* **What is being asked**: Filter for the word "title" and keep each matching line.

* **Supplied information**:

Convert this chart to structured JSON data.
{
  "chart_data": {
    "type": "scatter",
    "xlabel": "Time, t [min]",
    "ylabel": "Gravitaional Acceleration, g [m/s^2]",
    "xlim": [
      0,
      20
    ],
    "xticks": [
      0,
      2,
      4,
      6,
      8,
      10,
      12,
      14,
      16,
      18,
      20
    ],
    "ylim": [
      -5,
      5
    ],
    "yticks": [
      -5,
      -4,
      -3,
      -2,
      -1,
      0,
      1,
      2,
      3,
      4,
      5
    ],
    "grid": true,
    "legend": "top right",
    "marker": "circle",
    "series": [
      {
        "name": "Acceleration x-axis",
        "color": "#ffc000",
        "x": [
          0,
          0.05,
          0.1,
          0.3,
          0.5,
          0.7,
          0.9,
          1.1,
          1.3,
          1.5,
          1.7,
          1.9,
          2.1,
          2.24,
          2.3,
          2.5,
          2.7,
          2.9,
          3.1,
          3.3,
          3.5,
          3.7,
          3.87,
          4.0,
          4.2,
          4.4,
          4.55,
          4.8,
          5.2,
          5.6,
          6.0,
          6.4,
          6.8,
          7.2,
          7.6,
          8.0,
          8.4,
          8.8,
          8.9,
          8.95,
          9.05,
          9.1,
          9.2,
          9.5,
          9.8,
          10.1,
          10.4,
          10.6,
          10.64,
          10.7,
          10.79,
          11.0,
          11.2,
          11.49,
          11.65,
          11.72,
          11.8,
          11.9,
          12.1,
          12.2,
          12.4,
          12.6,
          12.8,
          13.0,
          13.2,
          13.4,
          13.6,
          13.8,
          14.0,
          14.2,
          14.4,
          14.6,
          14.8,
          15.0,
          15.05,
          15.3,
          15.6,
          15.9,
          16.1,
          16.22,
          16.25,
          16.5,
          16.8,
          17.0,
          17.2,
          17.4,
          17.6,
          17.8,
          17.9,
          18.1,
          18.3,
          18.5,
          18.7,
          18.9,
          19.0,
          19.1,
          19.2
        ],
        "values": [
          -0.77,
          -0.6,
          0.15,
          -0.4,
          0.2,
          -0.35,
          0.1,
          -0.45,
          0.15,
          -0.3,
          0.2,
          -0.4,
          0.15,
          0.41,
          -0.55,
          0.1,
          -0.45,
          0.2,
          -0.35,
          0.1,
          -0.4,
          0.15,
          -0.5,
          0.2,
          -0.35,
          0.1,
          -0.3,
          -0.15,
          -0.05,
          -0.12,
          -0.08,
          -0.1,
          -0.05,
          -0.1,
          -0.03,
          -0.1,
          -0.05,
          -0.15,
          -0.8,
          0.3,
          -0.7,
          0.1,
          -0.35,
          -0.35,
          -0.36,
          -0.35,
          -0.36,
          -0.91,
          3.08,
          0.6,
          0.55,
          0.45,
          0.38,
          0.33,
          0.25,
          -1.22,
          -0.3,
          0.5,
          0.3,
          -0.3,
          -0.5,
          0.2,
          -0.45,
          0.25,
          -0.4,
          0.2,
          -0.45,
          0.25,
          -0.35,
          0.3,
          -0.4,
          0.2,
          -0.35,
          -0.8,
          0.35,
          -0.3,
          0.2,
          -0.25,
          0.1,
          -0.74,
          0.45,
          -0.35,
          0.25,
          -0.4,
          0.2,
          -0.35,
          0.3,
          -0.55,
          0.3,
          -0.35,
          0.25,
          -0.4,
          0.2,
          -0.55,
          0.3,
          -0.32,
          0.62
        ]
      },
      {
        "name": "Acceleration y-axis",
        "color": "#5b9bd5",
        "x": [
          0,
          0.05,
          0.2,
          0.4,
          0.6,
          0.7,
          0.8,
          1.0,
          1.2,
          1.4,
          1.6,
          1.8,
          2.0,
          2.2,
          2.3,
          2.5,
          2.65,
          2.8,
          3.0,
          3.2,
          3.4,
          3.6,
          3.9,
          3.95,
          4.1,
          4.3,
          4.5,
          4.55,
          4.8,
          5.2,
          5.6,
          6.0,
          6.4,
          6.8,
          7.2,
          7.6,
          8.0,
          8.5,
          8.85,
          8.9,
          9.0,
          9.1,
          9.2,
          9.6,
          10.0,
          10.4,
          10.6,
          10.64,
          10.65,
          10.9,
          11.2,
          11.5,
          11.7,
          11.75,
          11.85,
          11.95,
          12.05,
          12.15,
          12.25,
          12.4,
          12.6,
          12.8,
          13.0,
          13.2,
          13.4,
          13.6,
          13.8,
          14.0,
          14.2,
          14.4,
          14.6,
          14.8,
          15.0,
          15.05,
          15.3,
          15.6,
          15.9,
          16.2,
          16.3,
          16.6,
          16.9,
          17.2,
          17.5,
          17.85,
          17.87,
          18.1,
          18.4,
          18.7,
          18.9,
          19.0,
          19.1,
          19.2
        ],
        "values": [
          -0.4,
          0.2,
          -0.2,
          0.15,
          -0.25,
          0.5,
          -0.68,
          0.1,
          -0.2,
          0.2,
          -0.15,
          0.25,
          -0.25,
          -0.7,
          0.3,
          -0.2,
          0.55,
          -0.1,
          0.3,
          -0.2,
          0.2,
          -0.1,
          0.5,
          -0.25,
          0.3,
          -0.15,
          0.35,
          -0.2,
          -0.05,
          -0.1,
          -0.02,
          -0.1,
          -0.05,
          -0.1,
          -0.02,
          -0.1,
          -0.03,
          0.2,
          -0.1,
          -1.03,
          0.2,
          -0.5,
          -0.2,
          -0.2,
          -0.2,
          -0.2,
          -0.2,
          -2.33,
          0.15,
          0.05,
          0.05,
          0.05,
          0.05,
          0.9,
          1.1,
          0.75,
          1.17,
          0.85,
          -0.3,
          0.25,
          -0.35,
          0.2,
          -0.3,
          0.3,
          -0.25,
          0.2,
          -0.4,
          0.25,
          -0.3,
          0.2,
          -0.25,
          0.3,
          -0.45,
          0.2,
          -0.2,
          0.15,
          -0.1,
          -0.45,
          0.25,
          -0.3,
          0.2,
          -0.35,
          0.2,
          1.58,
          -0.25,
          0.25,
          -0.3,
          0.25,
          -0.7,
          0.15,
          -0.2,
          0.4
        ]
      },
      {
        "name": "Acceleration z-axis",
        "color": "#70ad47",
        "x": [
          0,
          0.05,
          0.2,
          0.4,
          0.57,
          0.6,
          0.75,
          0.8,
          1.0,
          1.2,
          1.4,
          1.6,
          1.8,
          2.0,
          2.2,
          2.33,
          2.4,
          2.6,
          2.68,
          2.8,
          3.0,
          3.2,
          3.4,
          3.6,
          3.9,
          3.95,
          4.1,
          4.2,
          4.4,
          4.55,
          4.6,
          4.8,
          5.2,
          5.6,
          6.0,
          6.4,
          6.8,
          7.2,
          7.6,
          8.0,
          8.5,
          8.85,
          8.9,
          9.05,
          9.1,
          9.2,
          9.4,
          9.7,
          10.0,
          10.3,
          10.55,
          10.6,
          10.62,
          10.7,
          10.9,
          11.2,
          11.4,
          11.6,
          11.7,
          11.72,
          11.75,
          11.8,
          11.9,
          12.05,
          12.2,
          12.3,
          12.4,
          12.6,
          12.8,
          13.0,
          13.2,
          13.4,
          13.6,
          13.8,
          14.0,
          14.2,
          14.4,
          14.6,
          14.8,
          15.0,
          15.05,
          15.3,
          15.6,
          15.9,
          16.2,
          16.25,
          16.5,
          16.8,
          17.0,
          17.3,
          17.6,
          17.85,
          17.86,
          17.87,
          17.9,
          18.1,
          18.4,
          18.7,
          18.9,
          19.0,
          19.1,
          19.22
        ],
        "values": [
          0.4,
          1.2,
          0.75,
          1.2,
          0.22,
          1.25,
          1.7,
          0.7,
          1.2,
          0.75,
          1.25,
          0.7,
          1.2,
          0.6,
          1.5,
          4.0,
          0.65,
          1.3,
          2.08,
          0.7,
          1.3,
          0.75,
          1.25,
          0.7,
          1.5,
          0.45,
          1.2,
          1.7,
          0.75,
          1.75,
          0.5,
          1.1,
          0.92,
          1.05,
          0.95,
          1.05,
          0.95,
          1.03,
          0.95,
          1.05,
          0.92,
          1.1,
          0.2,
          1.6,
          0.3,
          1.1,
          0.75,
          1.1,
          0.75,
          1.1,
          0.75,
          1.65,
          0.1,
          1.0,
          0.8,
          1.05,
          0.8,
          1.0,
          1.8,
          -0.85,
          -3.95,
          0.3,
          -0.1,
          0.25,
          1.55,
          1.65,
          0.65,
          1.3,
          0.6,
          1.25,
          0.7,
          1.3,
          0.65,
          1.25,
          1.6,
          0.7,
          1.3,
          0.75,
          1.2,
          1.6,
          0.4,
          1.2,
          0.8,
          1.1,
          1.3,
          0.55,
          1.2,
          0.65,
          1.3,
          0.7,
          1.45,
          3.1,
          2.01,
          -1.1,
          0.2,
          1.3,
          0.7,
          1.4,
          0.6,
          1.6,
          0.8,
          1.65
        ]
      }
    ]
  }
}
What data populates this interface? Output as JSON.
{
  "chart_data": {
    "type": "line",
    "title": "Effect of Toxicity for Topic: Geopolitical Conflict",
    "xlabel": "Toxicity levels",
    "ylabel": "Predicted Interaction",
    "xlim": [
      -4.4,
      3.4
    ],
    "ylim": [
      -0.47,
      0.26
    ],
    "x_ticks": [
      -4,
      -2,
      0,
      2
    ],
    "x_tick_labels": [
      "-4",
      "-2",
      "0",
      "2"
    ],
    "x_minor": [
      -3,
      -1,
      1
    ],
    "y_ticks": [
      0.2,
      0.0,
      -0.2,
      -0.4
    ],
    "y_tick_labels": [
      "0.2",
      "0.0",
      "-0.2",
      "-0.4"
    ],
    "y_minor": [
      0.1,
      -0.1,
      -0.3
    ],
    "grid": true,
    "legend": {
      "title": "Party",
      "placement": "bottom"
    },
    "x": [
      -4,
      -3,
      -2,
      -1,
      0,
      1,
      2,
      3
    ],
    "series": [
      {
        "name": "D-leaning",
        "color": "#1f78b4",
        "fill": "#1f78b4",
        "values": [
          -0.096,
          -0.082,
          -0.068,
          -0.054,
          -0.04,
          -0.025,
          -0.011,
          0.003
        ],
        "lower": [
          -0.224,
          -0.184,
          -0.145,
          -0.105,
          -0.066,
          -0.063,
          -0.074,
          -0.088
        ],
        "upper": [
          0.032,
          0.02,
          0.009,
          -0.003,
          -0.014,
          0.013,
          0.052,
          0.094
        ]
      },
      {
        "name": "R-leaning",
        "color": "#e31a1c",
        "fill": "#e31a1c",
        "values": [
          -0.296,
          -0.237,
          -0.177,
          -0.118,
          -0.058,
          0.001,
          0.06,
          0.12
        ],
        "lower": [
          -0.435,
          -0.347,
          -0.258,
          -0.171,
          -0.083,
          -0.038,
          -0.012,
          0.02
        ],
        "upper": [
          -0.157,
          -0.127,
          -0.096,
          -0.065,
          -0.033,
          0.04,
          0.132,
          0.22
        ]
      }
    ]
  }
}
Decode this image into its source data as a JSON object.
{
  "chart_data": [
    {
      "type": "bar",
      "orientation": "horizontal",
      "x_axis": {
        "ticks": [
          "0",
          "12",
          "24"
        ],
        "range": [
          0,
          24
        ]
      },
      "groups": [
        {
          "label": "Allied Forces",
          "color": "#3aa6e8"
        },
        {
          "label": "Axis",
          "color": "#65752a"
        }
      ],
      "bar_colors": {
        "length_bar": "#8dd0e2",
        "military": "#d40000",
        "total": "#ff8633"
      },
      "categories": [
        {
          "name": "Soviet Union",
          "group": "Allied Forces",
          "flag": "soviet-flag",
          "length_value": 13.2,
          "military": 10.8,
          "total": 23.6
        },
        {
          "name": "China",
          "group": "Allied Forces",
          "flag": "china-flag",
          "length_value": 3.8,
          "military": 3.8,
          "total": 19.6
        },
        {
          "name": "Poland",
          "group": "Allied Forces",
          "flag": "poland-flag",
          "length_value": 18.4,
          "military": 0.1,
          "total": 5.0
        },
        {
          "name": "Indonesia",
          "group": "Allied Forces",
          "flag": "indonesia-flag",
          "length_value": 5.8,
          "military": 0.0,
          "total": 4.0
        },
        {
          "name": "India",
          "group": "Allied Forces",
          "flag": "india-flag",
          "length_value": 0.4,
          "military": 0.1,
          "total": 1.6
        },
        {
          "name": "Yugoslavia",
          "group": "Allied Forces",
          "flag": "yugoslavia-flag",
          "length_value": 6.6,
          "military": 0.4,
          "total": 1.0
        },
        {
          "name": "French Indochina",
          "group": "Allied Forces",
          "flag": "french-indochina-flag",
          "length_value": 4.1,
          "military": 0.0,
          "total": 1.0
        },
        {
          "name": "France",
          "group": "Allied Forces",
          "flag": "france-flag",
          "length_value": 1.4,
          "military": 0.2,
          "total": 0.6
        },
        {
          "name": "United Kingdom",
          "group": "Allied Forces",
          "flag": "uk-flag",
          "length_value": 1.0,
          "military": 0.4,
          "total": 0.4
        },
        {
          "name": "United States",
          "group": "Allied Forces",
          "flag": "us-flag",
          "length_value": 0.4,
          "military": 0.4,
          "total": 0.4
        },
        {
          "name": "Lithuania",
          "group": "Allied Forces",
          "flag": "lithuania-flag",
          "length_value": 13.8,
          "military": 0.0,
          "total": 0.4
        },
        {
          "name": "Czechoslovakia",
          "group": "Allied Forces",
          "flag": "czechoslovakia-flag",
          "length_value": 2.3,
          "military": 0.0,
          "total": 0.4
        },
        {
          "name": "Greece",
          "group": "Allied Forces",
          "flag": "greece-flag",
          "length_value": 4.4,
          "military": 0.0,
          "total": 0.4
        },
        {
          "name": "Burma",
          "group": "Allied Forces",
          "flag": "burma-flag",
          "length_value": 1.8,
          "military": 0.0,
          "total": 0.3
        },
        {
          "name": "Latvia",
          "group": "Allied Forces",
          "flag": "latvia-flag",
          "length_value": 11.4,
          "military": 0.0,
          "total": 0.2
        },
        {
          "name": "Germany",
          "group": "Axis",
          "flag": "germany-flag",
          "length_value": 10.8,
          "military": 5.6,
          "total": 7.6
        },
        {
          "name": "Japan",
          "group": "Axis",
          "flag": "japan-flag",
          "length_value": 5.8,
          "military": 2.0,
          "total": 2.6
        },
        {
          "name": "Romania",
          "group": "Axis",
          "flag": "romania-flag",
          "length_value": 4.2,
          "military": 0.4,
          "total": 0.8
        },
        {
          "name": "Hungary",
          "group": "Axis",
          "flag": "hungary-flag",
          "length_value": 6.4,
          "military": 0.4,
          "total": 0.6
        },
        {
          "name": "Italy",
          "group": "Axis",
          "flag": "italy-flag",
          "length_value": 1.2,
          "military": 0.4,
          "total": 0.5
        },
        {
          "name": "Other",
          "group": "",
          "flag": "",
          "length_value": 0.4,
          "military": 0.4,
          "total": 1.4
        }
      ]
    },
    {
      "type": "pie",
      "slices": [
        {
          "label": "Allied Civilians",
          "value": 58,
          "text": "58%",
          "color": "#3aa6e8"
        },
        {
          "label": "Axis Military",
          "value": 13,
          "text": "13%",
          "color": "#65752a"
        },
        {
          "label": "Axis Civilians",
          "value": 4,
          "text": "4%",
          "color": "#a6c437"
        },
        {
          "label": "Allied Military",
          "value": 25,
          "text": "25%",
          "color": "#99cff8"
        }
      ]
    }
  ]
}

* **Full response**:
    "title": "Effect of Toxicity for Topic: Geopolitical Conflict",
      "title": "Party",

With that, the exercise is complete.